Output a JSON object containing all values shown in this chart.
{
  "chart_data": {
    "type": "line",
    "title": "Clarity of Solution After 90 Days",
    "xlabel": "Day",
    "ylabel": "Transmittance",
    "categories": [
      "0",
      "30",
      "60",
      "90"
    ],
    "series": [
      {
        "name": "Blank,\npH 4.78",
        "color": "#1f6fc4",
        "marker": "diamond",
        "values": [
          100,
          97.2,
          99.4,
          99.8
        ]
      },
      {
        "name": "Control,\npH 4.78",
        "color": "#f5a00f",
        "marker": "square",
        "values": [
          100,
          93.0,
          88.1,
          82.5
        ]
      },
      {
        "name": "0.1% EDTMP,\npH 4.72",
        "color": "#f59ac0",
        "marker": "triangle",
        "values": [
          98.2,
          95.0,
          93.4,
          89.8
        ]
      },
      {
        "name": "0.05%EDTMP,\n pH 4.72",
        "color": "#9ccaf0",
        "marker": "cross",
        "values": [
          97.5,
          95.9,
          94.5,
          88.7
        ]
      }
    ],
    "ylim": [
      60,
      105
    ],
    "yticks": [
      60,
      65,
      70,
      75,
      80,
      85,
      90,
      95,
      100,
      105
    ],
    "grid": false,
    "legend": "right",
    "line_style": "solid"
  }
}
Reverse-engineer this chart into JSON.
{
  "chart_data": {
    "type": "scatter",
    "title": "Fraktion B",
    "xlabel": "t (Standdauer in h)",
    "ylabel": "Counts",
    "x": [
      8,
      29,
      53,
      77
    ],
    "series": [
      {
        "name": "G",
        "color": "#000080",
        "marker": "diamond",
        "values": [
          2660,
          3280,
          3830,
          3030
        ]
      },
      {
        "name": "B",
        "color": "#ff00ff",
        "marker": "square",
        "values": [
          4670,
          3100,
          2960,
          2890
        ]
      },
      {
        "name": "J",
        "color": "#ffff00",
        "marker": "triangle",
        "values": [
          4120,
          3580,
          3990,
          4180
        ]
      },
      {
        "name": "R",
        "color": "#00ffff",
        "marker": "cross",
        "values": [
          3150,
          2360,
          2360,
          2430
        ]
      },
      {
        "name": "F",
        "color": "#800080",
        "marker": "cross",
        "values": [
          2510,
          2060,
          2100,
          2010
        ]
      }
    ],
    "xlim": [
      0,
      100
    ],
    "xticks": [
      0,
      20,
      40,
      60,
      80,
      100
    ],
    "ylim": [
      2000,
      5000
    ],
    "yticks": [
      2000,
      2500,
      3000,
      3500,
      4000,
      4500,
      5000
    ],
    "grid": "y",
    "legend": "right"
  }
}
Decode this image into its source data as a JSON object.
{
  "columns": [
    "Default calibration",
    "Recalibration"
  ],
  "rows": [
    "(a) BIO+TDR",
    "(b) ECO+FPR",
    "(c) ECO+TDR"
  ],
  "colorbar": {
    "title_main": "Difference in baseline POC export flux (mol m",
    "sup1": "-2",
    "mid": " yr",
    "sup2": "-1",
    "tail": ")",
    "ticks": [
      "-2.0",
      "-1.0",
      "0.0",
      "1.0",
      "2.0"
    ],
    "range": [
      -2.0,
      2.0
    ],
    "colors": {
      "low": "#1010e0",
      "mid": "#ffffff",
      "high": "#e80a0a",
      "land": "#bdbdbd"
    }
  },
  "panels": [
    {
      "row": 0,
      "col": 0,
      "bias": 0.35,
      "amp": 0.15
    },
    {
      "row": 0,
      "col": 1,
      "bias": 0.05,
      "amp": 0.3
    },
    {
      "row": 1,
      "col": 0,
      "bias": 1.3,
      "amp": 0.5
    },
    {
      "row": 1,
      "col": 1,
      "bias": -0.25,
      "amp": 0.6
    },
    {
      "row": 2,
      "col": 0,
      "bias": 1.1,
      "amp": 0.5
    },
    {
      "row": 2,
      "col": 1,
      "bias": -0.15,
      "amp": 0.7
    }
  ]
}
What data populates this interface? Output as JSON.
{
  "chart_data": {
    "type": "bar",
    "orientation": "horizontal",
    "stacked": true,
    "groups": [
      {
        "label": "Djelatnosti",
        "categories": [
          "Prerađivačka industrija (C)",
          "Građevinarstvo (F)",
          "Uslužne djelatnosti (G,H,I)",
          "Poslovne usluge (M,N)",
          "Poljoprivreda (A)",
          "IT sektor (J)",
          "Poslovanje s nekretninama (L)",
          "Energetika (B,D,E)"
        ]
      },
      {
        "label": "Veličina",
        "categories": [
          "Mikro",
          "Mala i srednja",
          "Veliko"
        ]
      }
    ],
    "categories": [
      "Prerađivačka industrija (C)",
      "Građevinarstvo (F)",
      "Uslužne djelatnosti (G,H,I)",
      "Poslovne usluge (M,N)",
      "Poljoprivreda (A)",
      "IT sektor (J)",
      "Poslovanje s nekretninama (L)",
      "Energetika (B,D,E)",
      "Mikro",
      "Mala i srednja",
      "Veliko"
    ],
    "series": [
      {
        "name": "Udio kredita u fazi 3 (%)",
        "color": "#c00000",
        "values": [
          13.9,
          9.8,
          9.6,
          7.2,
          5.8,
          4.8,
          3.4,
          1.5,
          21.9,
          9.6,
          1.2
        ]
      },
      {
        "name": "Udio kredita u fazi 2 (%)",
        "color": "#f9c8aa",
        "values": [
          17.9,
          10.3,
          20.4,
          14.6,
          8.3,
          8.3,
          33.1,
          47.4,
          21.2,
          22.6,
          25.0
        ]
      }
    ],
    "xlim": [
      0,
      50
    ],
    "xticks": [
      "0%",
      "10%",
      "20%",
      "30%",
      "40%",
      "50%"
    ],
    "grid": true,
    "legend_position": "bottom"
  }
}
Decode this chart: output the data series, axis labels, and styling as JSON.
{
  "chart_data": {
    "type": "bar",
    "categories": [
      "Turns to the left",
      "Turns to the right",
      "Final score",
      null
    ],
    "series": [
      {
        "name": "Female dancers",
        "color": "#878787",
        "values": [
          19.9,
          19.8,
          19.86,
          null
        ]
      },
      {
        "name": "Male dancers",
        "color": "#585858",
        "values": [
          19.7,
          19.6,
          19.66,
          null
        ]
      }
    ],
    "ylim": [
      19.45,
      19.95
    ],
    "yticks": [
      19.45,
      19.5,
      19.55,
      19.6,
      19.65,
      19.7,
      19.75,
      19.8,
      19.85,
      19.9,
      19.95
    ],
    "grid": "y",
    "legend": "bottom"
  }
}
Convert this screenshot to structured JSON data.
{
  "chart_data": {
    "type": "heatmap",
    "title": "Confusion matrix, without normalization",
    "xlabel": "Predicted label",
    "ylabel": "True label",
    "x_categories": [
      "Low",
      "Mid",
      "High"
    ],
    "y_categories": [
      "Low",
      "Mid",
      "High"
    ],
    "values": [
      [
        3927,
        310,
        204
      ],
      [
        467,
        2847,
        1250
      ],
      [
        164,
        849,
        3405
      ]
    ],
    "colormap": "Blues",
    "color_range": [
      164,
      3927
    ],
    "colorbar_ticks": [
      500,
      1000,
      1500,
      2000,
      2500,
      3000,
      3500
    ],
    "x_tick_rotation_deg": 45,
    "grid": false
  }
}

☆ ☆ ☆ ☆ ☆ ☆ ☆

» Your task
Return each line of the listing that holds the string "type".

» Answer for this exercise
    "type": "line",
    "type": "scatter",
    "type": "bar",
    "type": "bar",
    "type": "heatmap",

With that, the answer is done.